----- Record set -----
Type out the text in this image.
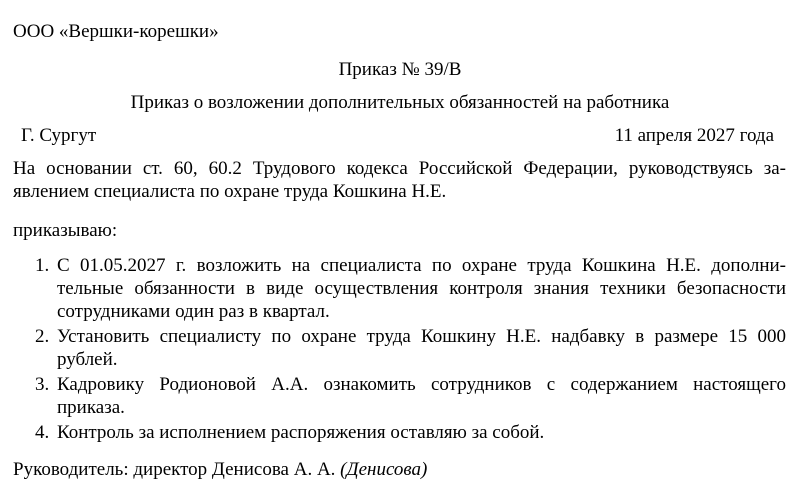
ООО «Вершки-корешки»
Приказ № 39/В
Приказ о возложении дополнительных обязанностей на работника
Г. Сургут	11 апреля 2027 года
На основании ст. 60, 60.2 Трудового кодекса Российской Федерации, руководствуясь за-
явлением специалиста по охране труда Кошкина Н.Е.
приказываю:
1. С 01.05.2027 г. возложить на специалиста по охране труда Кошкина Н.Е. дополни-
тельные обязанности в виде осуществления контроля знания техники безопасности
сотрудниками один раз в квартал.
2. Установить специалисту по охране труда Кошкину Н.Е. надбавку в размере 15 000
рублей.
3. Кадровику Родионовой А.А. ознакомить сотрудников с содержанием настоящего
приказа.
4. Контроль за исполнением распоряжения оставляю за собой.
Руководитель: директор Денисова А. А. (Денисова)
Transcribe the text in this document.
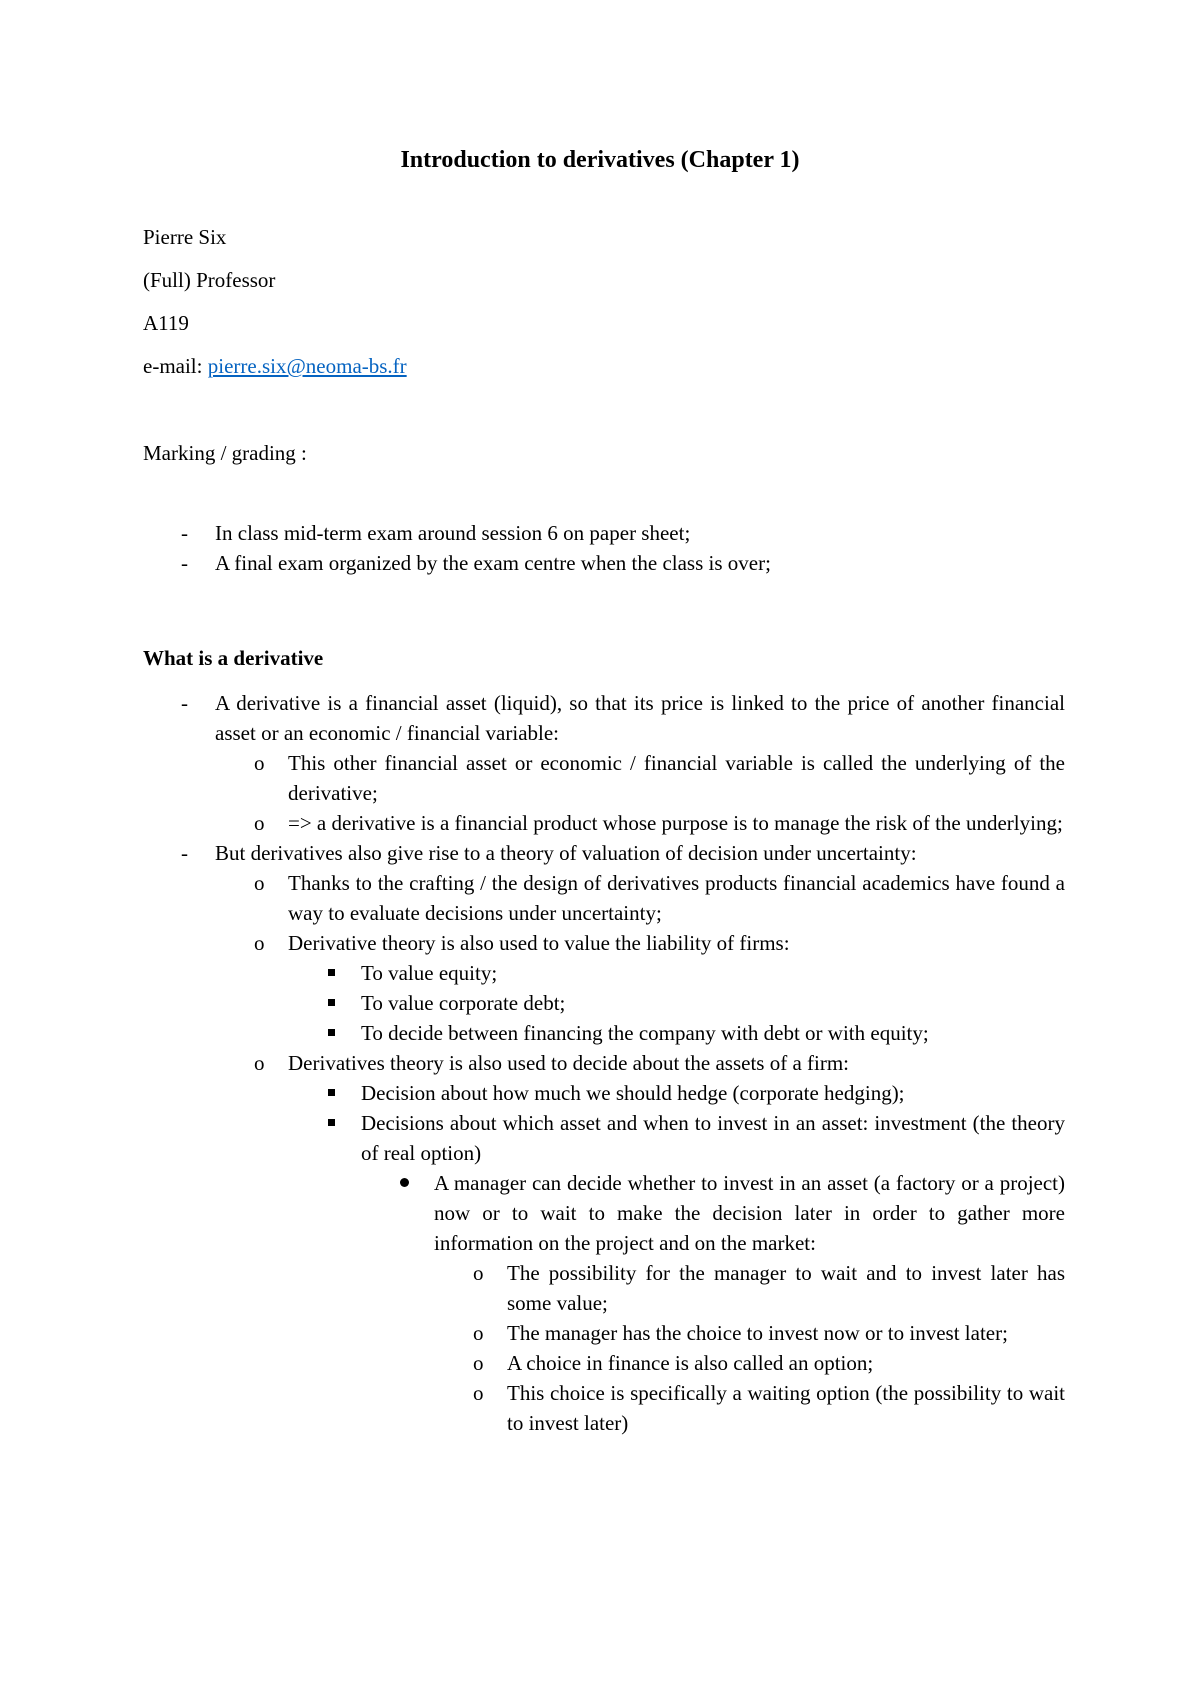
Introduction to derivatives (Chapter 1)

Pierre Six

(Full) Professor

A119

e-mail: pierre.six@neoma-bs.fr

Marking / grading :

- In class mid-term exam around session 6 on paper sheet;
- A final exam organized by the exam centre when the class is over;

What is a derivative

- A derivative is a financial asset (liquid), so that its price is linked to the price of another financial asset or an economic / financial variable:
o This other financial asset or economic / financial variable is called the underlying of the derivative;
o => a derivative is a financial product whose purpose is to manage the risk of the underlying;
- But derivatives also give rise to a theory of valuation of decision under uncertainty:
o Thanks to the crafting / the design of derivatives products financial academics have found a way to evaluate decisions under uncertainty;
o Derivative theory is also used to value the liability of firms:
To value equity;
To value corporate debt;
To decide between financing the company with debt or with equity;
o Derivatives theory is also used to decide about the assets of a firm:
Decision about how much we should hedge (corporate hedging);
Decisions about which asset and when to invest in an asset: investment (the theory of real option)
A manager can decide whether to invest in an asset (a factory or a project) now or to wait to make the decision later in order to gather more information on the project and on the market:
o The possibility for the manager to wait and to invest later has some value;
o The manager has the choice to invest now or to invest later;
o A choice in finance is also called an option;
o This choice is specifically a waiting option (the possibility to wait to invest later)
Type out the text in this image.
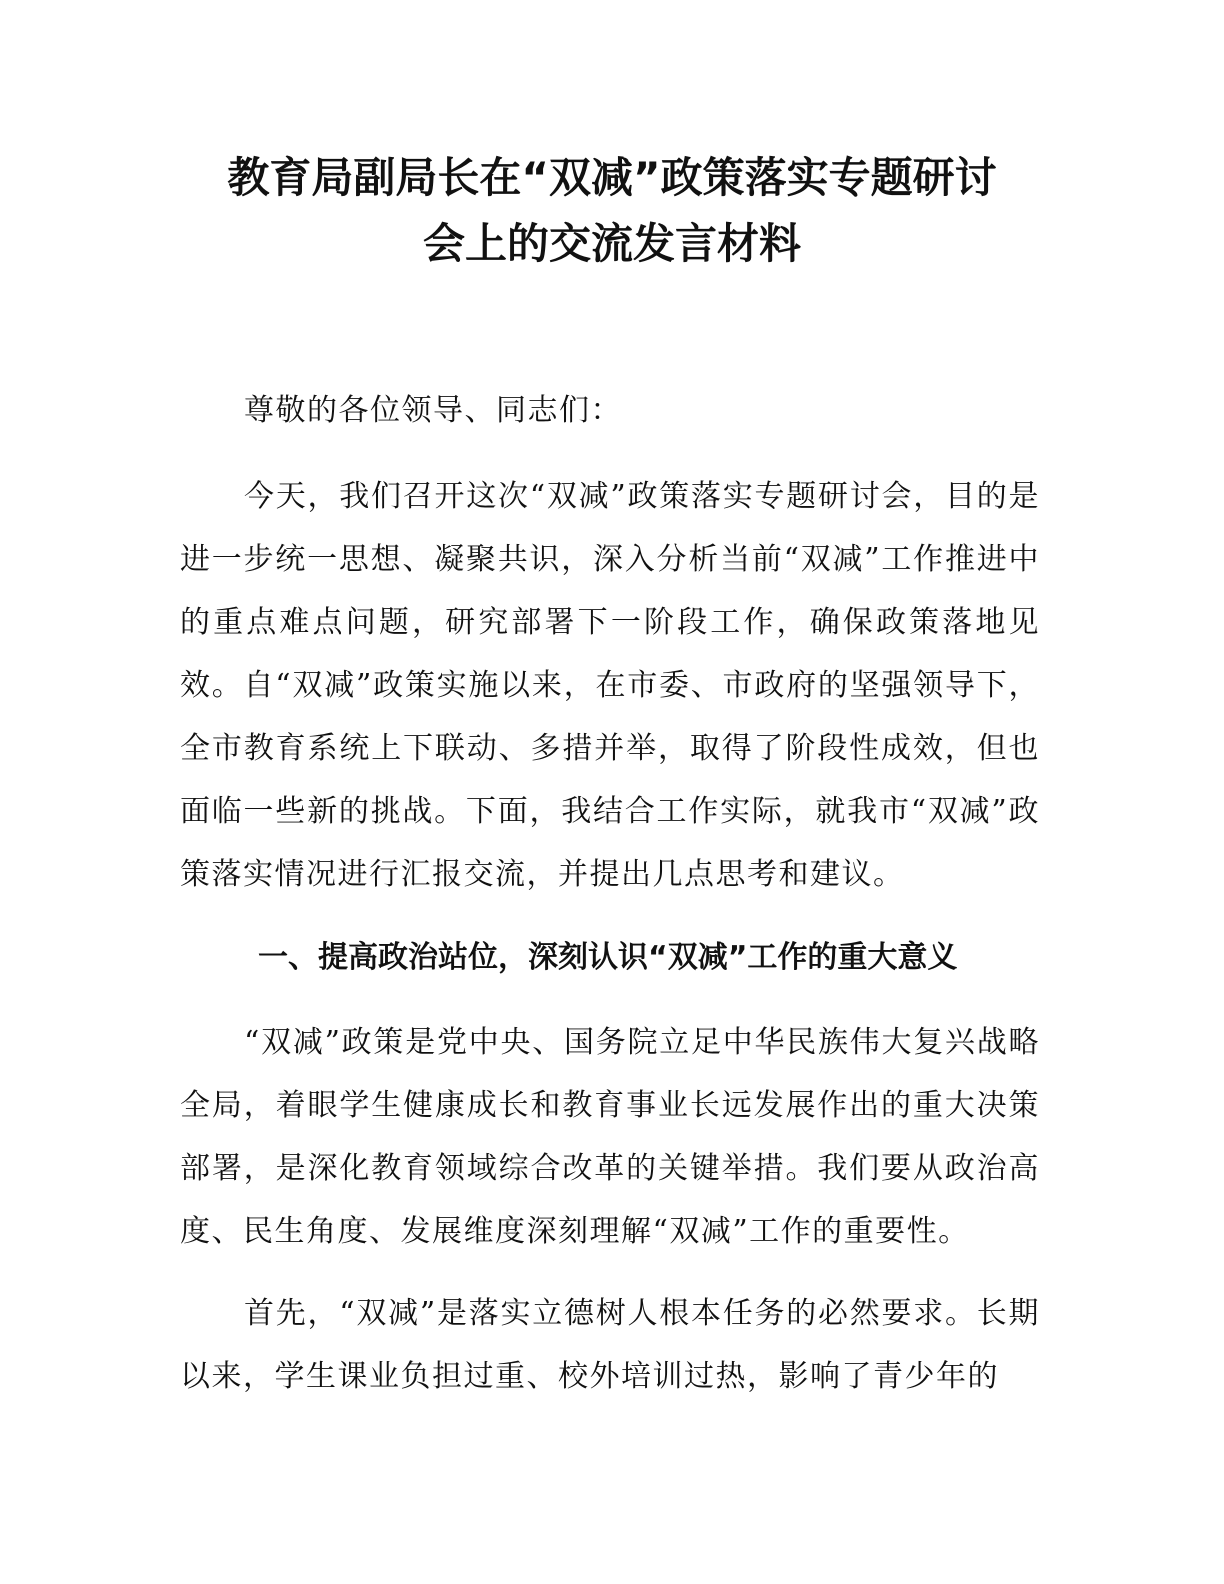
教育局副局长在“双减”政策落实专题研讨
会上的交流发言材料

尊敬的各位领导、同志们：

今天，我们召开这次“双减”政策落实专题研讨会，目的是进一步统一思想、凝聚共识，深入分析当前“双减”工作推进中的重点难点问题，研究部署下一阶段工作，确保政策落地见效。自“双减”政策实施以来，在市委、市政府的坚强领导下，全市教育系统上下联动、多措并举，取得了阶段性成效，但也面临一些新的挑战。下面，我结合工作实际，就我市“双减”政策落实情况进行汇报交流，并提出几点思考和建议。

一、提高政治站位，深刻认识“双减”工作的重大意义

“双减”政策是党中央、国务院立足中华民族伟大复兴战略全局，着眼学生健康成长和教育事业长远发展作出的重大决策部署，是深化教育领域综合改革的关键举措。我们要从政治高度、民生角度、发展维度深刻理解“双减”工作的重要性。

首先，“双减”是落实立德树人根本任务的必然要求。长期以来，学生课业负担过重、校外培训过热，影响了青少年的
-----
> _Task objective_
Output every entry word for word, but omit the pictures.

> _Output for this task_
Type out the text in this image.
ООО «Вершки-корешки»
Приказ № 39/В
Приказ о возложении дополнительных обязанностей на работника
Г. Сургут	11 апреля 2027 года
На основании ст. 60, 60.2 Трудового кодекса Российской Федерации, руководствуясь за-
явлением специалиста по охране труда Кошкина Н.Е.
приказываю:
1. С 01.05.2027 г. возложить на специалиста по охране труда Кошкина Н.Е. дополни-
тельные обязанности в виде осуществления контроля знания техники безопасности
сотрудниками один раз в квартал.
2. Установить специалисту по охране труда Кошкину Н.Е. надбавку в размере 15 000
рублей.
3. Кадровику Родионовой А.А. ознакомить сотрудников с содержанием настоящего
приказа.
4. Контроль за исполнением распоряжения оставляю за собой.
Руководитель: директор Денисова А. А. (Денисова)
Transcribe the text in this document.
Introduction to derivatives (Chapter 1)

Pierre Six

(Full) Professor

A119

e-mail: pierre.six@neoma-bs.fr

Marking / grading :

- In class mid-term exam around session 6 on paper sheet;
- A final exam organized by the exam centre when the class is over;

What is a derivative

- A derivative is a financial asset (liquid), so that its price is linked to the price of another financial asset or an economic / financial variable:
o This other financial asset or economic / financial variable is called the underlying of the derivative;
o => a derivative is a financial product whose purpose is to manage the risk of the underlying;
- But derivatives also give rise to a theory of valuation of decision under uncertainty:
o Thanks to the crafting / the design of derivatives products financial academics have found a way to evaluate decisions under uncertainty;
o Derivative theory is also used to value the liability of firms:
To value equity;
To value corporate debt;
To decide between financing the company with debt or with equity;
o Derivatives theory is also used to decide about the assets of a firm:
Decision about how much we should hedge (corporate hedging);
Decisions about which asset and when to invest in an asset: investment (the theory of real option)
A manager can decide whether to invest in an asset (a factory or a project) now or to wait to make the decision later in order to gather more information on the project and on the market:
o The possibility for the manager to wait and to invest later has some value;
o The manager has the choice to invest now or to invest later;
o A choice in finance is also called an option;
o This choice is specifically a waiting option (the possibility to wait to invest later)
Type out the text in this image.
教育局副局长在“双减”政策落实专题研讨
会上的交流发言材料

尊敬的各位领导、同志们：

今天，我们召开这次“双减”政策落实专题研讨会，目的是进一步统一思想、凝聚共识，深入分析当前“双减”工作推进中的重点难点问题，研究部署下一阶段工作，确保政策落地见效。自“双减”政策实施以来，在市委、市政府的坚强领导下，全市教育系统上下联动、多措并举，取得了阶段性成效，但也面临一些新的挑战。下面，我结合工作实际，就我市“双减”政策落实情况进行汇报交流，并提出几点思考和建议。

一、提高政治站位，深刻认识“双减”工作的重大意义

“双减”政策是党中央、国务院立足中华民族伟大复兴战略全局，着眼学生健康成长和教育事业长远发展作出的重大决策部署，是深化教育领域综合改革的关键举措。我们要从政治高度、民生角度、发展维度深刻理解“双减”工作的重要性。

首先，“双减”是落实立德树人根本任务的必然要求。长期以来，学生课业负担过重、校外培训过热，影响了青少年的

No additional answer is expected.